[Element location listings]:

>> begin

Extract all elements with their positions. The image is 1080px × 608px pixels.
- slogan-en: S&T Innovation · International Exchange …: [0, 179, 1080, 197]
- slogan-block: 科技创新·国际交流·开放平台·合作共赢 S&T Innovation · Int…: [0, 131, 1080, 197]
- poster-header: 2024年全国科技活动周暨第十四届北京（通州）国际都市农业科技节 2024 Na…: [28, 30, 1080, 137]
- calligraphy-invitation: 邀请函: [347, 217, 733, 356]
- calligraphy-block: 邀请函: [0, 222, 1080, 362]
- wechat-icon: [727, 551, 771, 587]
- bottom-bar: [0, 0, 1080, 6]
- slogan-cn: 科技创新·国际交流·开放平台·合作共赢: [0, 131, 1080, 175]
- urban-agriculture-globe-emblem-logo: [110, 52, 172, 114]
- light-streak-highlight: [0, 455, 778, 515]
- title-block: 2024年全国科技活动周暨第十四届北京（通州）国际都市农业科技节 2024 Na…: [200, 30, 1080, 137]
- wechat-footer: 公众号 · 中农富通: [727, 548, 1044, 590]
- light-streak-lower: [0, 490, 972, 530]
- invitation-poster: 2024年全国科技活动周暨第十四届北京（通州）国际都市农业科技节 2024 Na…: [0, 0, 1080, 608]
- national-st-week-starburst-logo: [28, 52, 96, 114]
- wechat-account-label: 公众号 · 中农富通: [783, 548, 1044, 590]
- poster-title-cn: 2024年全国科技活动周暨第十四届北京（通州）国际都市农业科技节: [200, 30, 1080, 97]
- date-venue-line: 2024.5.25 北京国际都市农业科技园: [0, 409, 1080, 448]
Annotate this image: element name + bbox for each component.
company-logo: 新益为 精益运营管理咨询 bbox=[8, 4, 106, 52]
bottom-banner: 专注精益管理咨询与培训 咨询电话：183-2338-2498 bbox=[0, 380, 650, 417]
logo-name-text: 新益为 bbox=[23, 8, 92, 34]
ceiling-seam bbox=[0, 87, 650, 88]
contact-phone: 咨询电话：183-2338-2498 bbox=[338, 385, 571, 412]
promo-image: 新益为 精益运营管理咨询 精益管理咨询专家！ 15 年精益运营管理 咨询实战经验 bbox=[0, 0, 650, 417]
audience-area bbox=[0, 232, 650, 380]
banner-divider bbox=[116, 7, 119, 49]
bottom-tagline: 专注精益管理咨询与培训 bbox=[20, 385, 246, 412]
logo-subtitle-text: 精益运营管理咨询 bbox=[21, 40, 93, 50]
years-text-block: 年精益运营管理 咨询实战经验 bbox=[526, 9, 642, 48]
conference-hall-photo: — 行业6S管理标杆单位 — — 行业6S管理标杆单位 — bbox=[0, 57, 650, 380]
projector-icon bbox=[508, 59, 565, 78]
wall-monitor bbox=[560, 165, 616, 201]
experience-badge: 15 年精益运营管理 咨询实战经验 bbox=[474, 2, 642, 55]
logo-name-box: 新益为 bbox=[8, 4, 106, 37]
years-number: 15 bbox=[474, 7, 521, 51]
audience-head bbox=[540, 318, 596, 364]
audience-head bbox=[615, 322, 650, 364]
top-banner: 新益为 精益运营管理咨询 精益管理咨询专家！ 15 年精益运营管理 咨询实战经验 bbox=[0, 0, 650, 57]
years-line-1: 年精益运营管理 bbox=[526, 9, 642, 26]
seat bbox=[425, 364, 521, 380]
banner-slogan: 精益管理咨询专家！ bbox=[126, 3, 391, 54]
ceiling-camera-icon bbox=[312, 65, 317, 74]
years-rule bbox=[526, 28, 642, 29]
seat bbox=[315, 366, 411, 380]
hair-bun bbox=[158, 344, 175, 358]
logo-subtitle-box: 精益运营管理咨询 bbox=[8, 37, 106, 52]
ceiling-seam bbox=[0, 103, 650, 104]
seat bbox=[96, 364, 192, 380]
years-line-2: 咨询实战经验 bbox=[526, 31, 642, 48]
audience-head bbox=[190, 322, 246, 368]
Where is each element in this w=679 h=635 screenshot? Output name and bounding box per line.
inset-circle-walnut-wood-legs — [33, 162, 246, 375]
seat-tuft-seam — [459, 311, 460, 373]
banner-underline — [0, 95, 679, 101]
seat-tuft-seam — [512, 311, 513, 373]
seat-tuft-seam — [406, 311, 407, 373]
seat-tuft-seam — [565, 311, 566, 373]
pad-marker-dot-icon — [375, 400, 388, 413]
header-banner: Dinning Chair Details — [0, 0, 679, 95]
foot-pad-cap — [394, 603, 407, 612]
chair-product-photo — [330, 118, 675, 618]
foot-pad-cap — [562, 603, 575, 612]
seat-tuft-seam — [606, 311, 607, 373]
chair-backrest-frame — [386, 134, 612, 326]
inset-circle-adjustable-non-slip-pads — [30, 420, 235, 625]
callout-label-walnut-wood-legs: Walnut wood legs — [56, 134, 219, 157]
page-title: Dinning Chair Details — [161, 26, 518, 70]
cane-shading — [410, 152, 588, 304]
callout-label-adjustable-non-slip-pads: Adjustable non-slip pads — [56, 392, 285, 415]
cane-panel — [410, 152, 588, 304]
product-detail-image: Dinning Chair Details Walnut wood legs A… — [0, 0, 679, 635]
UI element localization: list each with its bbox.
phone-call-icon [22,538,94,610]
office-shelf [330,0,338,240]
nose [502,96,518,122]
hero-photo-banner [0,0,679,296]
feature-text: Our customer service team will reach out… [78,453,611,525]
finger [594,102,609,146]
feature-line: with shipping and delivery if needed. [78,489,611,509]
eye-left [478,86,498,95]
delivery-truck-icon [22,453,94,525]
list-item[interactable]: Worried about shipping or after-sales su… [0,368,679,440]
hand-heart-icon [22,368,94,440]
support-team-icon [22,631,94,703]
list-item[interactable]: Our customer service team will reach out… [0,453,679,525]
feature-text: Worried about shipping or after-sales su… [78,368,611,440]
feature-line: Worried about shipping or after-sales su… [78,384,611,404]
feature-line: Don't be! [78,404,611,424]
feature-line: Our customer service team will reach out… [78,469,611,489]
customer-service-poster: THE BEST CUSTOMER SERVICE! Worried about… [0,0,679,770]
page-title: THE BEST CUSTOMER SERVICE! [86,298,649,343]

>> end

Lay out every line of the material above as a numbered list, skipping any blank lines.

[Response to the task]:
1. Extract all elements with their positions. The image is 1080px × 608px pixels.
2. - slogan-en: S&T Innovation · International Exchange …: [0, 179, 1080, 197]
3. - slogan-block: 科技创新·国际交流·开放平台·合作共赢 S&T Innovation · Int…: [0, 131, 1080, 197]
4. - poster-header: 2024年全国科技活动周暨第十四届北京（通州）国际都市农业科技节 2024 Na…: [28, 30, 1080, 137]
5. - calligraphy-invitation: 邀请函: [347, 217, 733, 356]
6. - calligraphy-block: 邀请函: [0, 222, 1080, 362]
7. - wechat-icon: [727, 551, 771, 587]
8. - bottom-bar: [0, 0, 1080, 6]
9. - slogan-cn: 科技创新·国际交流·开放平台·合作共赢: [0, 131, 1080, 175]
10. - urban-agriculture-globe-emblem-logo: [110, 52, 172, 114]
11. - light-streak-highlight: [0, 455, 778, 515]
12. - title-block: 2024年全国科技活动周暨第十四届北京（通州）国际都市农业科技节 2024 Na…: [200, 30, 1080, 137]
13. - wechat-footer: 公众号 · 中农富通: [727, 548, 1044, 590]
14. - light-streak-lower: [0, 490, 972, 530]
15. - invitation-poster: 2024年全国科技活动周暨第十四届北京（通州）国际都市农业科技节 2024 Na…: [0, 0, 1080, 608]
16. - national-st-week-starburst-logo: [28, 52, 96, 114]
17. - wechat-account-label: 公众号 · 中农富通: [783, 548, 1044, 590]
18. - poster-title-cn: 2024年全国科技活动周暨第十四届北京（通州）国际都市农业科技节: [200, 30, 1080, 97]
19. - date-venue-line: 2024.5.25 北京国际都市农业科技园: [0, 409, 1080, 448]
20. Annotate this image: element name + bbox for each component.
21. company-logo: 新益为 精益运营管理咨询 bbox=[8, 4, 106, 52]
22. bottom-banner: 专注精益管理咨询与培训 咨询电话：183-2338-2498 bbox=[0, 380, 650, 417]
23. logo-name-text: 新益为 bbox=[23, 8, 92, 34]
24. ceiling-seam bbox=[0, 87, 650, 88]
25. contact-phone: 咨询电话：183-2338-2498 bbox=[338, 385, 571, 412]
26. promo-image: 新益为 精益运营管理咨询 精益管理咨询专家！ 15 年精益运营管理 咨询实战经验 bbox=[0, 0, 650, 417]
27. audience-area bbox=[0, 232, 650, 380]
28. banner-divider bbox=[116, 7, 119, 49]
29. bottom-tagline: 专注精益管理咨询与培训 bbox=[20, 385, 246, 412]
30. logo-subtitle-text: 精益运营管理咨询 bbox=[21, 40, 93, 50]
31. years-text-block: 年精益运营管理 咨询实战经验 bbox=[526, 9, 642, 48]
32. conference-hall-photo: — 行业6S管理标杆单位 — — 行业6S管理标杆单位 — bbox=[0, 57, 650, 380]
33. projector-icon bbox=[508, 59, 565, 78]
34. wall-monitor bbox=[560, 165, 616, 201]
35. experience-badge: 15 年精益运营管理 咨询实战经验 bbox=[474, 2, 642, 55]
36. logo-name-box: 新益为 bbox=[8, 4, 106, 37]
37. years-number: 15 bbox=[474, 7, 521, 51]
38. audience-head bbox=[540, 318, 596, 364]
39. audience-head bbox=[615, 322, 650, 364]
40. top-banner: 新益为 精益运营管理咨询 精益管理咨询专家！ 15 年精益运营管理 咨询实战经验 bbox=[0, 0, 650, 57]
41. years-line-1: 年精益运营管理 bbox=[526, 9, 642, 26]
42. seat bbox=[425, 364, 521, 380]
43. banner-slogan: 精益管理咨询专家！ bbox=[126, 3, 391, 54]
44. ceiling-camera-icon bbox=[312, 65, 317, 74]
45. years-rule bbox=[526, 28, 642, 29]
46. seat bbox=[315, 366, 411, 380]
47. hair-bun bbox=[158, 344, 175, 358]
48. logo-subtitle-box: 精益运营管理咨询 bbox=[8, 37, 106, 52]
49. ceiling-seam bbox=[0, 103, 650, 104]
50. seat bbox=[96, 364, 192, 380]
51. years-line-2: 咨询实战经验 bbox=[526, 31, 642, 48]
52. audience-head bbox=[190, 322, 246, 368]
53. Where is each element in this w=679 h=635 screenshot? Output name and bounding box per line.
54. inset-circle-walnut-wood-legs — [33, 162, 246, 375]
55. seat-tuft-seam — [459, 311, 460, 373]
56. banner-underline — [0, 95, 679, 101]
57. seat-tuft-seam — [512, 311, 513, 373]
58. seat-tuft-seam — [406, 311, 407, 373]
59. seat-tuft-seam — [565, 311, 566, 373]
60. pad-marker-dot-icon — [375, 400, 388, 413]
61. header-banner: Dinning Chair Details — [0, 0, 679, 95]
62. foot-pad-cap — [394, 603, 407, 612]
63. chair-product-photo — [330, 118, 675, 618]
64. foot-pad-cap — [562, 603, 575, 612]
65. seat-tuft-seam — [606, 311, 607, 373]
66. chair-backrest-frame — [386, 134, 612, 326]
67. inset-circle-adjustable-non-slip-pads — [30, 420, 235, 625]
68. callout-label-walnut-wood-legs: Walnut wood legs — [56, 134, 219, 157]
69. page-title: Dinning Chair Details — [161, 26, 518, 70]
70. cane-shading — [410, 152, 588, 304]
71. callout-label-adjustable-non-slip-pads: Adjustable non-slip pads — [56, 392, 285, 415]
72. cane-panel — [410, 152, 588, 304]
73. product-detail-image: Dinning Chair Details Walnut wood legs A… — [0, 0, 679, 635]
74. UI element localization: list each with its bbox.
75. phone-call-icon [22,538,94,610]
76. office-shelf [330,0,338,240]
77. nose [502,96,518,122]
78. hero-photo-banner [0,0,679,296]
79. feature-text: Our customer service team will reach out… [78,453,611,525]
80. finger [594,102,609,146]
81. feature-line: with shipping and delivery if needed. [78,489,611,509]
82. eye-left [478,86,498,95]
83. delivery-truck-icon [22,453,94,525]
84. list-item[interactable]: Worried about shipping or after-sales su… [0,368,679,440]
85. hand-heart-icon [22,368,94,440]
86. support-team-icon [22,631,94,703]
87. list-item[interactable]: Our customer service team will reach out… [0,453,679,525]
88. feature-text: Worried about shipping or after-sales su… [78,368,611,440]
89. feature-line: Worried about shipping or after-sales su… [78,384,611,404]
90. feature-line: Don't be! [78,404,611,424]
91. feature-line: Our customer service team will reach out… [78,469,611,489]
92. customer-service-poster: THE BEST CUSTOMER SERVICE! Worried about… [0,0,679,770]
93. page-title: THE BEST CUSTOMER SERVICE! [86,298,649,343]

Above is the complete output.